• _EXERCISE INSTRUCTIONS_
Substitute "legend-entry" for every "legend-label" in the lines from the start of the records through the line holding "Localize all elements.", inclusive, and change nothing else. Return only those lines, leaving out the pictures.

::::::

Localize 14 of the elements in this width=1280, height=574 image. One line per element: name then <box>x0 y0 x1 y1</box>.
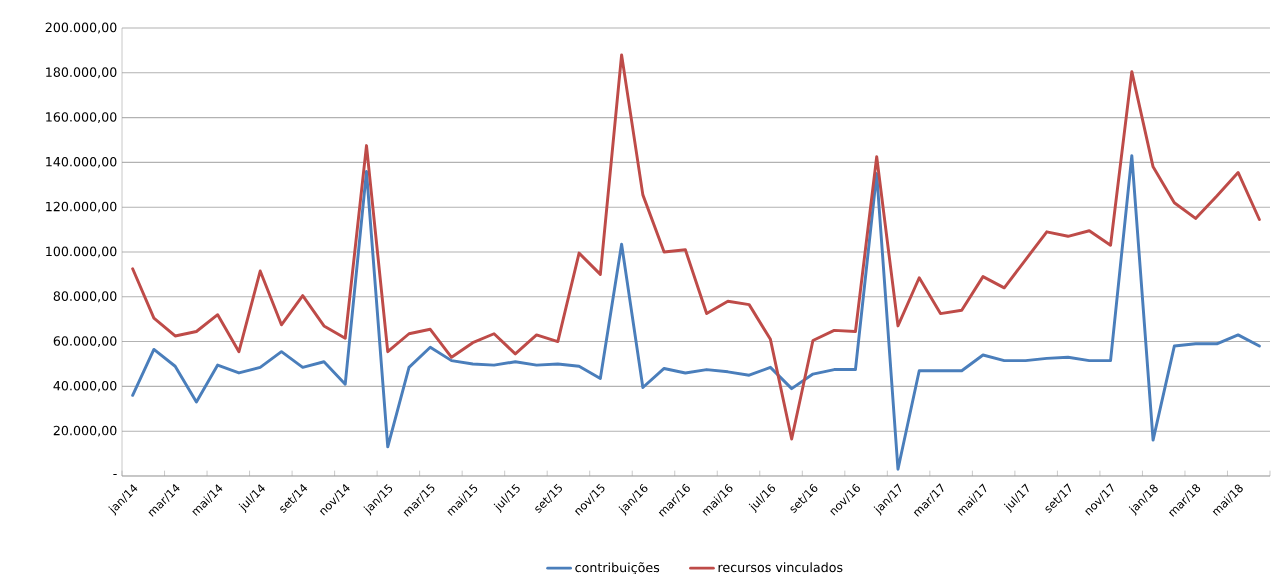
y-tick-label: 180.000,00 <box>46 67 117 79</box>
y-tick-label: 100.000,00 <box>46 246 117 258</box>
y-tick-label: 200.000,00 <box>45 22 117 34</box>
y-tick-label: 20.000,00 <box>53 425 117 437</box>
y-tick-label: 40.000,00 <box>53 380 117 392</box>
line-series <box>131 53 1261 441</box>
y-tick-label: 160.000,00 <box>46 112 117 124</box>
y-tick-label: 120.000,00 <box>46 201 117 213</box>
legend-label: contribuições <box>575 562 660 574</box>
y-tick-label: - <box>113 474 117 476</box>
y-tick-label: 80.000,00 <box>53 291 117 303</box>
y-tick-label: 140.000,00 <box>46 156 117 168</box>
y-tick-label: 60.000,00 <box>53 336 117 348</box>
legend-label: recursos vinculados <box>718 562 843 573</box>
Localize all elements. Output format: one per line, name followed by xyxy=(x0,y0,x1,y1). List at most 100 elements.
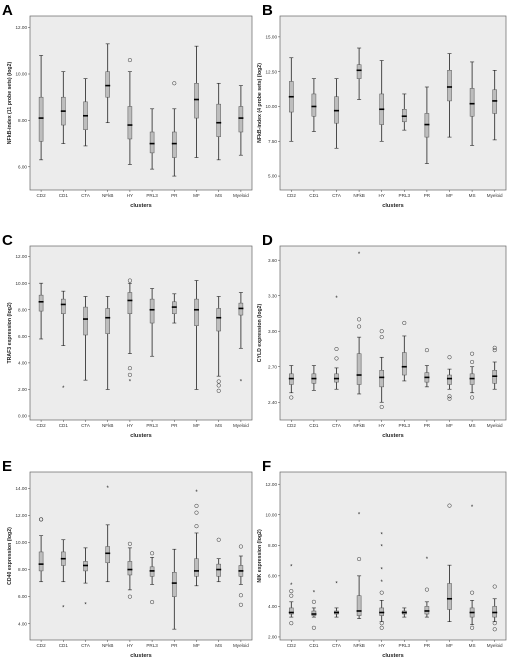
y-axis-label: CYLD expression (log2) xyxy=(257,303,263,362)
box-pr: PR xyxy=(424,348,431,428)
box-cta: CTA xyxy=(332,78,342,198)
box-myeloid: Myeloid xyxy=(233,85,249,198)
plot-area xyxy=(29,471,253,641)
outlier-marker xyxy=(150,600,155,605)
box-hy: HY xyxy=(127,58,133,198)
y-tick-label: 8.00 xyxy=(18,118,27,123)
iqr-box xyxy=(311,93,317,117)
x-tick-label: MS xyxy=(215,423,222,428)
box-nfkb: NFkB * xyxy=(353,513,364,648)
y-tick-label: 2.00 xyxy=(268,635,277,640)
iqr-box xyxy=(38,294,44,312)
x-tick-label: MS xyxy=(215,193,222,198)
extreme-marker: * xyxy=(107,486,110,492)
y-tick-label: 12.00 xyxy=(16,513,28,518)
iqr-box xyxy=(356,64,362,79)
outlier-marker xyxy=(379,335,384,340)
x-tick-label: CTA xyxy=(81,193,91,198)
y-tick-label: 4.00 xyxy=(18,360,27,365)
x-tick-label: PR xyxy=(424,423,431,428)
x-tick-label: PR xyxy=(171,643,178,648)
iqr-box xyxy=(194,298,199,326)
x-axis-label: clusters xyxy=(382,433,403,439)
y-tick-label: 10.00 xyxy=(16,281,28,286)
outlier-marker xyxy=(357,557,362,562)
outlier-marker xyxy=(194,503,199,508)
y-tick-label: 10.00 xyxy=(16,72,28,77)
x-tick-label: MF xyxy=(446,193,453,198)
outlier-marker xyxy=(127,366,132,371)
panel-letter: F xyxy=(262,458,271,475)
outlier-marker xyxy=(238,544,243,549)
box-cd1: CD1 xyxy=(309,365,319,428)
iqr-box xyxy=(38,551,44,572)
box-prl3: PRL3 xyxy=(399,320,410,428)
x-axis-label: clusters xyxy=(130,203,151,209)
x-axis-label: clusters xyxy=(382,203,403,209)
iqr-box xyxy=(61,298,66,314)
outlier-marker xyxy=(39,517,44,522)
x-tick-label: NFkB xyxy=(353,193,364,198)
outlier-marker xyxy=(289,395,294,400)
box-cd2: CD2 xyxy=(36,55,46,198)
outlier-marker xyxy=(150,551,155,556)
extreme-marker: * xyxy=(471,505,474,511)
x-tick-label: PRL3 xyxy=(399,643,411,648)
box-cd1: CD1 xyxy=(309,78,319,198)
x-tick-label: CTA xyxy=(332,423,342,428)
extreme-marker: * xyxy=(62,386,65,392)
x-axis-label: clusters xyxy=(130,433,151,439)
x-tick-label: CD1 xyxy=(309,193,319,198)
box-mf: MF xyxy=(446,53,453,198)
outlier-marker xyxy=(447,396,452,401)
y-tick-label: 10.00 xyxy=(16,540,28,545)
y-tick-label: 0.00 xyxy=(18,414,27,419)
outlier-marker xyxy=(492,621,497,626)
iqr-box xyxy=(447,374,452,385)
outlier-marker xyxy=(379,329,384,334)
box-cd2: CD2 xyxy=(36,517,46,648)
outlier-marker xyxy=(379,590,384,595)
box-ms: MS xyxy=(215,82,222,198)
outlier-marker xyxy=(194,510,199,515)
outlier-marker xyxy=(424,348,429,353)
box-hy: HY * * * * xyxy=(379,532,385,648)
iqr-box xyxy=(38,96,44,142)
iqr-box xyxy=(105,308,110,334)
outlier-marker xyxy=(447,355,452,360)
iqr-box xyxy=(172,131,177,158)
outlier-marker xyxy=(127,541,132,546)
y-tick-label: 6.00 xyxy=(18,334,27,339)
box-myeloid: Myeloid xyxy=(233,544,249,648)
x-tick-label: CD1 xyxy=(59,643,69,648)
y-tick-label: 10.00 xyxy=(266,104,278,109)
outlier-marker xyxy=(216,383,221,388)
box-mf: MF xyxy=(446,355,453,428)
outlier-marker xyxy=(194,524,199,529)
box-mf: MF * xyxy=(193,490,200,648)
x-tick-label: MS xyxy=(469,423,476,428)
x-tick-label: MF xyxy=(193,193,200,198)
x-tick-label: PR xyxy=(424,643,431,648)
iqr-box xyxy=(379,370,384,388)
box-cd2: CD2 xyxy=(287,365,296,428)
x-tick-label: MF xyxy=(193,423,200,428)
x-tick-label: NFkB xyxy=(353,643,364,648)
x-tick-label: CD1 xyxy=(59,423,69,428)
outlier-marker xyxy=(216,379,221,384)
outlier-marker xyxy=(127,372,132,377)
box-nfkb: NFkB * xyxy=(353,252,364,428)
outlier-marker xyxy=(470,625,475,630)
panel-b: B 5.00 7.50 10.00 12.50 15.00 NFkB-index (4 pr… xyxy=(257,2,507,209)
x-tick-label: CTA xyxy=(81,423,91,428)
iqr-box xyxy=(149,298,155,324)
y-tick-label: 3.30 xyxy=(268,293,277,298)
panel-letter: E xyxy=(2,458,12,475)
box-ms: MS xyxy=(215,537,222,648)
y-tick-label: 4.00 xyxy=(18,621,27,626)
iqr-box xyxy=(194,83,199,119)
extreme-marker: * xyxy=(195,490,198,496)
x-tick-label: Myeloid xyxy=(487,423,503,428)
iqr-box xyxy=(127,561,133,576)
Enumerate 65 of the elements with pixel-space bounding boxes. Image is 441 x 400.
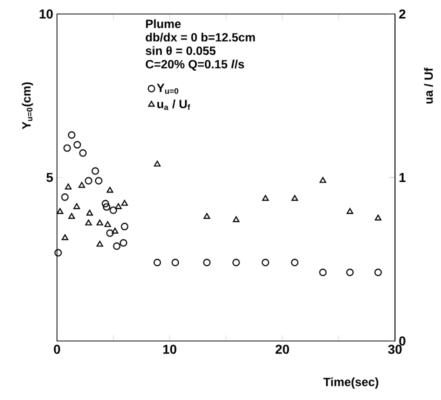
point [112, 242, 120, 250]
point [232, 258, 240, 266]
point [79, 149, 87, 157]
y-axis-title: Y$_{u=0}$(cm) [22, 82, 34, 130]
point [154, 258, 162, 266]
annotation: db/dx = 0 b=12.5cm [146, 32, 255, 42]
legend-label: Y$_{u=0}$ [156, 84, 178, 94]
point [346, 268, 354, 276]
point [115, 203, 122, 210]
point [110, 206, 118, 214]
point [262, 195, 269, 201]
annotation: Plume [146, 19, 181, 28]
point [232, 216, 240, 222]
x-tick-label: 10 [163, 344, 176, 354]
y2-tick-label: 0 [399, 336, 406, 346]
point [104, 221, 112, 228]
point [96, 220, 104, 226]
point [346, 208, 354, 214]
point [290, 258, 298, 266]
point [54, 248, 62, 256]
point [96, 240, 104, 247]
point [56, 208, 64, 214]
annotation: sin θ = 0.055 [146, 46, 216, 55]
legend-label: u$_{a}$ / U$_{f}$ [157, 99, 190, 110]
y2-axis-title: ua / Uf [424, 68, 433, 104]
point [62, 234, 68, 240]
y-tick-label: 5 [46, 172, 53, 182]
annotation: C=20% Q=0.15 l/s [146, 60, 244, 71]
point [68, 213, 75, 219]
point [106, 186, 114, 193]
point [68, 131, 76, 139]
x-axis-title: Time(sec) [323, 377, 378, 389]
point [291, 195, 298, 201]
point [121, 200, 128, 206]
x-tick-label: 20 [276, 344, 290, 354]
point [320, 177, 326, 183]
point [374, 214, 382, 221]
point [120, 239, 128, 247]
point [63, 144, 71, 152]
point [102, 200, 110, 208]
point [84, 177, 92, 185]
point [73, 203, 80, 210]
point [204, 213, 210, 219]
point [203, 258, 211, 266]
y2-tick-label: 1 [400, 173, 406, 182]
point [85, 220, 92, 226]
point [61, 193, 69, 201]
point [172, 258, 180, 266]
point [319, 268, 327, 276]
point [74, 141, 82, 149]
point [64, 184, 72, 190]
x-tick-label: 30 [388, 344, 402, 354]
point [374, 268, 382, 276]
point [154, 160, 161, 167]
point [92, 167, 100, 175]
point [94, 177, 102, 185]
point [78, 182, 86, 188]
x-tick-label: 0 [54, 344, 60, 354]
point [120, 222, 128, 230]
point [106, 229, 114, 237]
point [102, 203, 110, 211]
point [262, 258, 270, 266]
point [112, 228, 118, 234]
y2-tick-label: 2 [399, 9, 406, 19]
point [86, 210, 93, 216]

::::::

• _FINAL RESULT_
Localize 14 of the elements in this width=1280, height=574 image. One line per element: name then <box>x0 y0 x1 y1</box>.
y-tick-label: 180.000,00 <box>46 67 117 79</box>
y-tick-label: 100.000,00 <box>46 246 117 258</box>
y-tick-label: 200.000,00 <box>45 22 117 34</box>
y-tick-label: 20.000,00 <box>53 425 117 437</box>
y-tick-label: 40.000,00 <box>53 380 117 392</box>
line-series <box>131 53 1261 441</box>
y-tick-label: 160.000,00 <box>46 112 117 124</box>
y-tick-label: 120.000,00 <box>46 201 117 213</box>
legend-entry: contribuições <box>575 562 660 574</box>
y-tick-label: - <box>113 474 117 476</box>
y-tick-label: 80.000,00 <box>53 291 117 303</box>
y-tick-label: 140.000,00 <box>46 156 117 168</box>
y-tick-label: 60.000,00 <box>53 336 117 348</box>
legend-entry: recursos vinculados <box>718 562 843 573</box>
Localize all elements. Output format: one per line, name followed by xyxy=(x0,y0,x1,y1). List at most 100 elements.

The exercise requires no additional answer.